#### [WHAT YOU WILL DO]
Each line should be copied exactly.

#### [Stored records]
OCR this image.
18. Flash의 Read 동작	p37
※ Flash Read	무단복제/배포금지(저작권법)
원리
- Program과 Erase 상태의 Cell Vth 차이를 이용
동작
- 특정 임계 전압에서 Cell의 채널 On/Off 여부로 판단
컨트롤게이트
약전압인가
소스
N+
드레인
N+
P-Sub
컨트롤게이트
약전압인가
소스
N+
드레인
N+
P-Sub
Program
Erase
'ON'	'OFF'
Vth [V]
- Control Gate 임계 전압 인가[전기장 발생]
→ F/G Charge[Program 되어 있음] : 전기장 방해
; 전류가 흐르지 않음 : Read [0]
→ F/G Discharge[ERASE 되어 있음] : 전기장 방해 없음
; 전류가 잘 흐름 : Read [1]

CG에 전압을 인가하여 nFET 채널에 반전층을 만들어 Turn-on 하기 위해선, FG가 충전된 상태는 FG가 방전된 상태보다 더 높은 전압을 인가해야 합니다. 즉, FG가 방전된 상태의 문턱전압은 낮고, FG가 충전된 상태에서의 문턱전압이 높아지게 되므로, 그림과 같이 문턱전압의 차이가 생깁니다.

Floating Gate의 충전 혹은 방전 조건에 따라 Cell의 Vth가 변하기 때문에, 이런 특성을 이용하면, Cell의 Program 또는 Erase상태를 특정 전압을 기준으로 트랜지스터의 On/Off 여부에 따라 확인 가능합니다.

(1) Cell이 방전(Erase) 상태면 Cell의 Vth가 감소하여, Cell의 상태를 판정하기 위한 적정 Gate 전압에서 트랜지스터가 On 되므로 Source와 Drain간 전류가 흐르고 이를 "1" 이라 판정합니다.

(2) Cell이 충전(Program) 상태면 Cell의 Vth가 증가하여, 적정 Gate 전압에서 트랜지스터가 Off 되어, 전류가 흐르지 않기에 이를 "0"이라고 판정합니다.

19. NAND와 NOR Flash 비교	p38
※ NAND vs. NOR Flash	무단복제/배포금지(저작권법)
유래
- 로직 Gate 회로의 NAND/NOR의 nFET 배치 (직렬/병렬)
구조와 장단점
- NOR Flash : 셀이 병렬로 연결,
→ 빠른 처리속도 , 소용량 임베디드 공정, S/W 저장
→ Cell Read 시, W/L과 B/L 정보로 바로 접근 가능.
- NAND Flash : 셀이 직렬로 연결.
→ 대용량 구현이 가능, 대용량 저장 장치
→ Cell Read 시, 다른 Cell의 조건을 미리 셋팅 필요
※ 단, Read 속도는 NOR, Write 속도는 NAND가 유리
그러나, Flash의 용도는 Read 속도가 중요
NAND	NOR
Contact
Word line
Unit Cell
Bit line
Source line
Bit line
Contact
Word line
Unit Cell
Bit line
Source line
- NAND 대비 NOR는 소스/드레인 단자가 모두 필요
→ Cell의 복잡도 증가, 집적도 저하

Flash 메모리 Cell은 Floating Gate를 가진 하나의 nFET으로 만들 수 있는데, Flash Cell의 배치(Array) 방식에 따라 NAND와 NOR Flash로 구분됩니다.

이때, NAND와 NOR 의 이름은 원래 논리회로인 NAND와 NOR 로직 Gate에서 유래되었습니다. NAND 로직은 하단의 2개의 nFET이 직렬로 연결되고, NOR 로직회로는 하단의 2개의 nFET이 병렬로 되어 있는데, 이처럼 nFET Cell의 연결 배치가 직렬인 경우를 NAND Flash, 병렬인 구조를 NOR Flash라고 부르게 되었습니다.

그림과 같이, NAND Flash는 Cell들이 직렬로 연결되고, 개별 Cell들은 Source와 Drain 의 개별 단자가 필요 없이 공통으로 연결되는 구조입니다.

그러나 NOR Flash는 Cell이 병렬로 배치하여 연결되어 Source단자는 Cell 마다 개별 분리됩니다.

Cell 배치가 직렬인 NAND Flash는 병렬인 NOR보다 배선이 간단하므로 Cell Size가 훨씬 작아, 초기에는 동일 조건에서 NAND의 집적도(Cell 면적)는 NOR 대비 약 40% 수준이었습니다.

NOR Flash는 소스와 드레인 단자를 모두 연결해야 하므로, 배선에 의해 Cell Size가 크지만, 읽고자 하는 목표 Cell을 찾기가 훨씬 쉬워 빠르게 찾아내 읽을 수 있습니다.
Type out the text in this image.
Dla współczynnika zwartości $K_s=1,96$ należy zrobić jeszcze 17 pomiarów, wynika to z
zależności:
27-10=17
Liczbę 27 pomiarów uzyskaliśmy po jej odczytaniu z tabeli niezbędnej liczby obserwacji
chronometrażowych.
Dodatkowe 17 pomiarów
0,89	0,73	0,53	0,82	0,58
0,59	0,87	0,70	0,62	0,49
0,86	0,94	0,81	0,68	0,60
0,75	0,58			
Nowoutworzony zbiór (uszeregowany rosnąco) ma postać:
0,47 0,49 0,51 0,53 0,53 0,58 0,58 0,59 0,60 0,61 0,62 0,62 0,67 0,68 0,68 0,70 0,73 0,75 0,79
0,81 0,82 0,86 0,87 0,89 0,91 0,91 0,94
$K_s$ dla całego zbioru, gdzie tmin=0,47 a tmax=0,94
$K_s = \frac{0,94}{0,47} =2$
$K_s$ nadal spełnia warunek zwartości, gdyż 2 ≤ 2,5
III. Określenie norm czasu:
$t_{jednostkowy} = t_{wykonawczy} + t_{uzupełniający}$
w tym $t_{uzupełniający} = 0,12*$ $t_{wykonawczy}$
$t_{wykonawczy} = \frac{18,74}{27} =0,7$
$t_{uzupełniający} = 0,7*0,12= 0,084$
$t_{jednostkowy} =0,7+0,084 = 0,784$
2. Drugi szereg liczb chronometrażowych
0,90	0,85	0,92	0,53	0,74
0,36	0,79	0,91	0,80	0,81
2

#### [THE RESULT]
OCR this image.
18. Flash의 Read 동작	p37
※ Flash Read	무단복제/배포금지(저작권법)
원리
- Program과 Erase 상태의 Cell Vth 차이를 이용
동작
- 특정 임계 전압에서 Cell의 채널 On/Off 여부로 판단
컨트롤게이트
약전압인가
소스
N+
드레인
N+
P-Sub
컨트롤게이트
약전압인가
소스
N+
드레인
N+
P-Sub
Program
Erase
'ON'	'OFF'
Vth [V]
- Control Gate 임계 전압 인가[전기장 발생]
→ F/G Charge[Program 되어 있음] : 전기장 방해
; 전류가 흐르지 않음 : Read [0]
→ F/G Discharge[ERASE 되어 있음] : 전기장 방해 없음
; 전류가 잘 흐름 : Read [1]

CG에 전압을 인가하여 nFET 채널에 반전층을 만들어 Turn-on 하기 위해선, FG가 충전된 상태는 FG가 방전된 상태보다 더 높은 전압을 인가해야 합니다. 즉, FG가 방전된 상태의 문턱전압은 낮고, FG가 충전된 상태에서의 문턱전압이 높아지게 되므로, 그림과 같이 문턱전압의 차이가 생깁니다.

Floating Gate의 충전 혹은 방전 조건에 따라 Cell의 Vth가 변하기 때문에, 이런 특성을 이용하면, Cell의 Program 또는 Erase상태를 특정 전압을 기준으로 트랜지스터의 On/Off 여부에 따라 확인 가능합니다.

(1) Cell이 방전(Erase) 상태면 Cell의 Vth가 감소하여, Cell의 상태를 판정하기 위한 적정 Gate 전압에서 트랜지스터가 On 되므로 Source와 Drain간 전류가 흐르고 이를 "1" 이라 판정합니다.

(2) Cell이 충전(Program) 상태면 Cell의 Vth가 증가하여, 적정 Gate 전압에서 트랜지스터가 Off 되어, 전류가 흐르지 않기에 이를 "0"이라고 판정합니다.

19. NAND와 NOR Flash 비교	p38
※ NAND vs. NOR Flash	무단복제/배포금지(저작권법)
유래
- 로직 Gate 회로의 NAND/NOR의 nFET 배치 (직렬/병렬)
구조와 장단점
- NOR Flash : 셀이 병렬로 연결,
→ 빠른 처리속도 , 소용량 임베디드 공정, S/W 저장
→ Cell Read 시, W/L과 B/L 정보로 바로 접근 가능.
- NAND Flash : 셀이 직렬로 연결.
→ 대용량 구현이 가능, 대용량 저장 장치
→ Cell Read 시, 다른 Cell의 조건을 미리 셋팅 필요
※ 단, Read 속도는 NOR, Write 속도는 NAND가 유리
그러나, Flash의 용도는 Read 속도가 중요
NAND	NOR
Contact
Word line
Unit Cell
Bit line
Source line
Bit line
Contact
Word line
Unit Cell
Bit line
Source line
- NAND 대비 NOR는 소스/드레인 단자가 모두 필요
→ Cell의 복잡도 증가, 집적도 저하

Flash 메모리 Cell은 Floating Gate를 가진 하나의 nFET으로 만들 수 있는데, Flash Cell의 배치(Array) 방식에 따라 NAND와 NOR Flash로 구분됩니다.

이때, NAND와 NOR 의 이름은 원래 논리회로인 NAND와 NOR 로직 Gate에서 유래되었습니다. NAND 로직은 하단의 2개의 nFET이 직렬로 연결되고, NOR 로직회로는 하단의 2개의 nFET이 병렬로 되어 있는데, 이처럼 nFET Cell의 연결 배치가 직렬인 경우를 NAND Flash, 병렬인 구조를 NOR Flash라고 부르게 되었습니다.

그림과 같이, NAND Flash는 Cell들이 직렬로 연결되고, 개별 Cell들은 Source와 Drain 의 개별 단자가 필요 없이 공통으로 연결되는 구조입니다.

그러나 NOR Flash는 Cell이 병렬로 배치하여 연결되어 Source단자는 Cell 마다 개별 분리됩니다.

Cell 배치가 직렬인 NAND Flash는 병렬인 NOR보다 배선이 간단하므로 Cell Size가 훨씬 작아, 초기에는 동일 조건에서 NAND의 집적도(Cell 면적)는 NOR 대비 약 40% 수준이었습니다.

NOR Flash는 소스와 드레인 단자를 모두 연결해야 하므로, 배선에 의해 Cell Size가 크지만, 읽고자 하는 목표 Cell을 찾기가 훨씬 쉬워 빠르게 찾아내 읽을 수 있습니다.
Type out the text in this image.
Dla współczynnika zwartości $K_s=1,96$ należy zrobić jeszcze 17 pomiarów, wynika to z
zależności:
27-10=17
Liczbę 27 pomiarów uzyskaliśmy po jej odczytaniu z tabeli niezbędnej liczby obserwacji
chronometrażowych.
Dodatkowe 17 pomiarów
0,89	0,73	0,53	0,82	0,58
0,59	0,87	0,70	0,62	0,49
0,86	0,94	0,81	0,68	0,60
0,75	0,58			
Nowoutworzony zbiór (uszeregowany rosnąco) ma postać:
0,47 0,49 0,51 0,53 0,53 0,58 0,58 0,59 0,60 0,61 0,62 0,62 0,67 0,68 0,68 0,70 0,73 0,75 0,79
0,81 0,82 0,86 0,87 0,89 0,91 0,91 0,94
$K_s$ dla całego zbioru, gdzie tmin=0,47 a tmax=0,94
$K_s = \frac{0,94}{0,47} =2$
$K_s$ nadal spełnia warunek zwartości, gdyż 2 ≤ 2,5
III. Określenie norm czasu:
$t_{jednostkowy} = t_{wykonawczy} + t_{uzupełniający}$
w tym $t_{uzupełniający} = 0,12*$ $t_{wykonawczy}$
$t_{wykonawczy} = \frac{18,74}{27} =0,7$
$t_{uzupełniający} = 0,7*0,12= 0,084$
$t_{jednostkowy} =0,7+0,084 = 0,784$
2. Drugi szereg liczb chronometrażowych
0,90	0,85	0,92	0,53	0,74
0,36	0,79	0,91	0,80	0,81
2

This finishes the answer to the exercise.